## SET TASK
Reproduce the records below in full and without edits, omitting images.

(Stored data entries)
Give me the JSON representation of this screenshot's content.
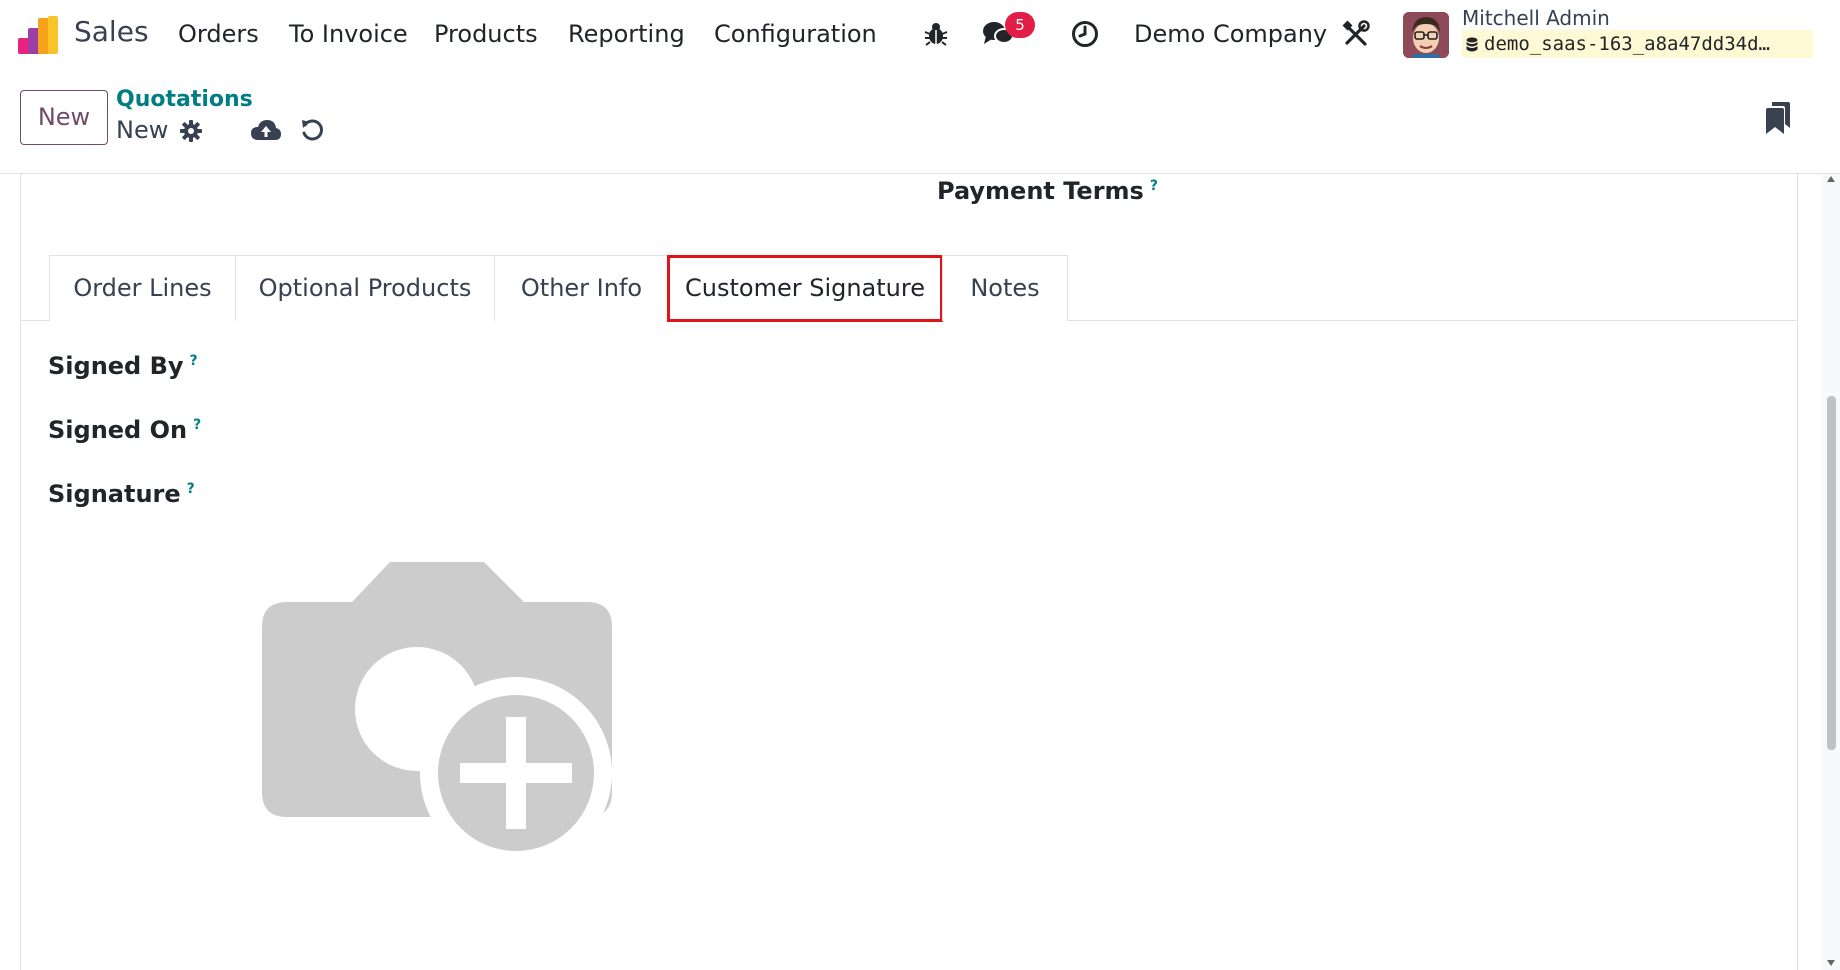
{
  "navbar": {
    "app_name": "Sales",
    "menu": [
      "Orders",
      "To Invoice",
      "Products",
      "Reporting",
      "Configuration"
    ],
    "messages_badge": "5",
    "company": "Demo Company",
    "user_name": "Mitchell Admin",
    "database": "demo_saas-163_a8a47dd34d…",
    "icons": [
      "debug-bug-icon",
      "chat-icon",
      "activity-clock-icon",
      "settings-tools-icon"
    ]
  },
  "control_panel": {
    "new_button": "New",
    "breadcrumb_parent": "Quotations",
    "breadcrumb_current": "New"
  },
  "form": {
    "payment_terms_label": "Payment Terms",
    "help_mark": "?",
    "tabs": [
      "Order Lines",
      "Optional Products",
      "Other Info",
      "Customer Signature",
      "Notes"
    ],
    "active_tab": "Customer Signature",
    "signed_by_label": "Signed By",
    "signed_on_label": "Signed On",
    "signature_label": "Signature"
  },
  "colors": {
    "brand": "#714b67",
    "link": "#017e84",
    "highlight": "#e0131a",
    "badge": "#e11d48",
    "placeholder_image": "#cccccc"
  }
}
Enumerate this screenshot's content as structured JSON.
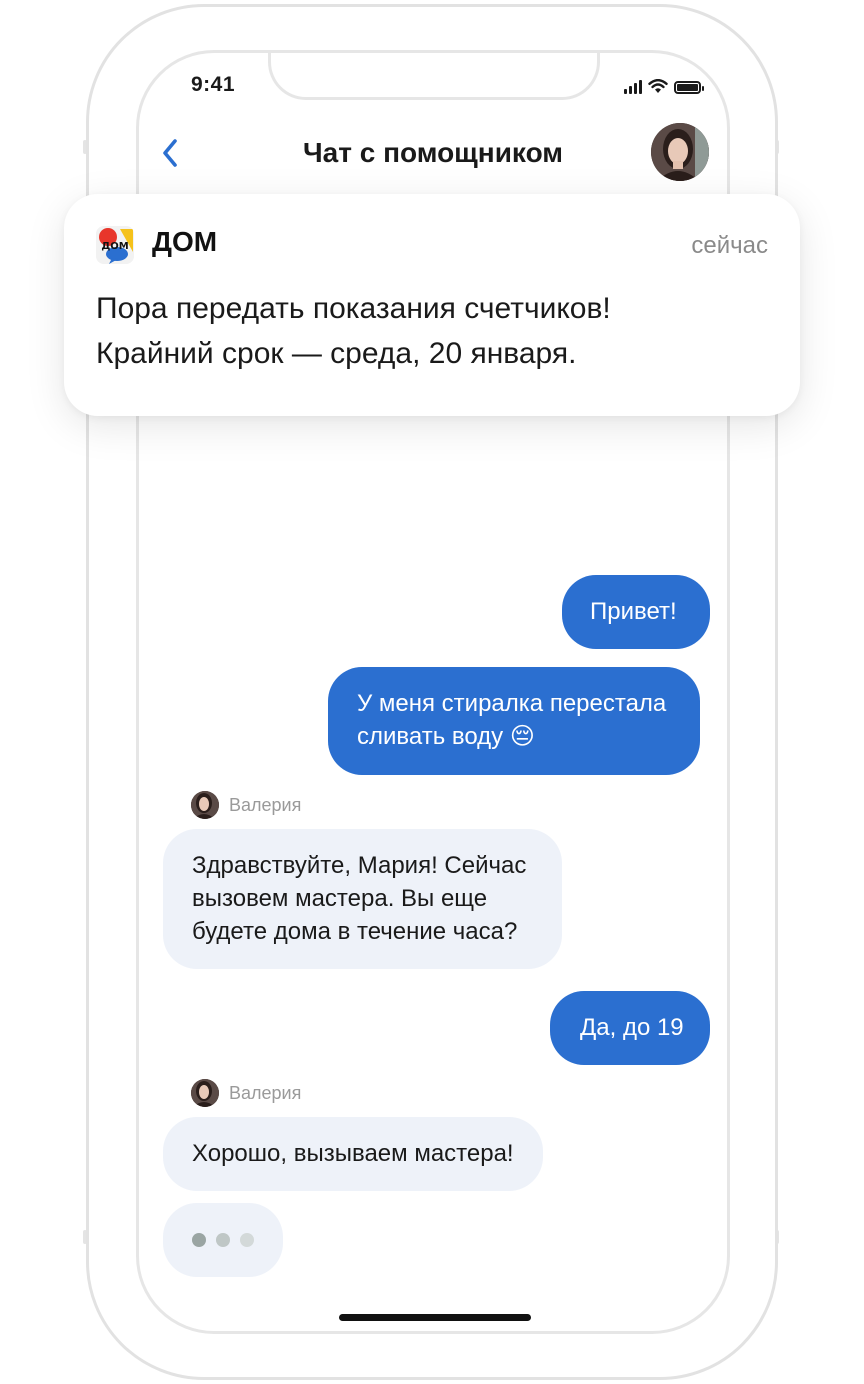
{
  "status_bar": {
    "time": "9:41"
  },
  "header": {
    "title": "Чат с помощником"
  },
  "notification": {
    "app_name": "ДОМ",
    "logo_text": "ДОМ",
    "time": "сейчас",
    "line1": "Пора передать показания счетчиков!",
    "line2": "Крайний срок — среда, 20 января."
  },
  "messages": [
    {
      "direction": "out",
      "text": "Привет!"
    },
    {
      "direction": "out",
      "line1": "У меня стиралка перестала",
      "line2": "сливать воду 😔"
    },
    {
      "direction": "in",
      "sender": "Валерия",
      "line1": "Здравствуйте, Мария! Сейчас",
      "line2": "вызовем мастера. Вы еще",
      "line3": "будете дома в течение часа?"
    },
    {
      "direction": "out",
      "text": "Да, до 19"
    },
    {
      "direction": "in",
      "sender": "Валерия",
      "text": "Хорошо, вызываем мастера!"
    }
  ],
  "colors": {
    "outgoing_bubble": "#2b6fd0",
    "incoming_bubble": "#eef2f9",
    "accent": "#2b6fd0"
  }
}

## TASK RESULT
Give me the JSON representation of this screenshot's content.
{
  "navbar": {
    "app_name": "Sales",
    "menu": [
      "Orders",
      "To Invoice",
      "Products",
      "Reporting",
      "Configuration"
    ],
    "messages_badge": "5",
    "company": "Demo Company",
    "user_name": "Mitchell Admin",
    "database": "demo_saas-163_a8a47dd34d…",
    "icons": [
      "debug-bug-icon",
      "chat-icon",
      "activity-clock-icon",
      "settings-tools-icon"
    ]
  },
  "control_panel": {
    "new_button": "New",
    "breadcrumb_parent": "Quotations",
    "breadcrumb_current": "New"
  },
  "form": {
    "payment_terms_label": "Payment Terms",
    "help_mark": "?",
    "tabs": [
      "Order Lines",
      "Optional Products",
      "Other Info",
      "Customer Signature",
      "Notes"
    ],
    "active_tab": "Customer Signature",
    "signed_by_label": "Signed By",
    "signed_on_label": "Signed On",
    "signature_label": "Signature"
  },
  "colors": {
    "brand": "#714b67",
    "link": "#017e84",
    "highlight": "#e0131a",
    "badge": "#e11d48",
    "placeholder_image": "#cccccc"
  }
}
Enumerate this screenshot's content as structured JSON.
{
  "status_bar": {
    "time": "9:41"
  },
  "header": {
    "title": "Чат с помощником"
  },
  "notification": {
    "app_name": "ДОМ",
    "logo_text": "ДОМ",
    "time": "сейчас",
    "line1": "Пора передать показания счетчиков!",
    "line2": "Крайний срок — среда, 20 января."
  },
  "messages": [
    {
      "direction": "out",
      "text": "Привет!"
    },
    {
      "direction": "out",
      "line1": "У меня стиралка перестала",
      "line2": "сливать воду 😔"
    },
    {
      "direction": "in",
      "sender": "Валерия",
      "line1": "Здравствуйте, Мария! Сейчас",
      "line2": "вызовем мастера. Вы еще",
      "line3": "будете дома в течение часа?"
    },
    {
      "direction": "out",
      "text": "Да, до 19"
    },
    {
      "direction": "in",
      "sender": "Валерия",
      "text": "Хорошо, вызываем мастера!"
    }
  ],
  "colors": {
    "outgoing_bubble": "#2b6fd0",
    "incoming_bubble": "#eef2f9",
    "accent": "#2b6fd0"
  }
}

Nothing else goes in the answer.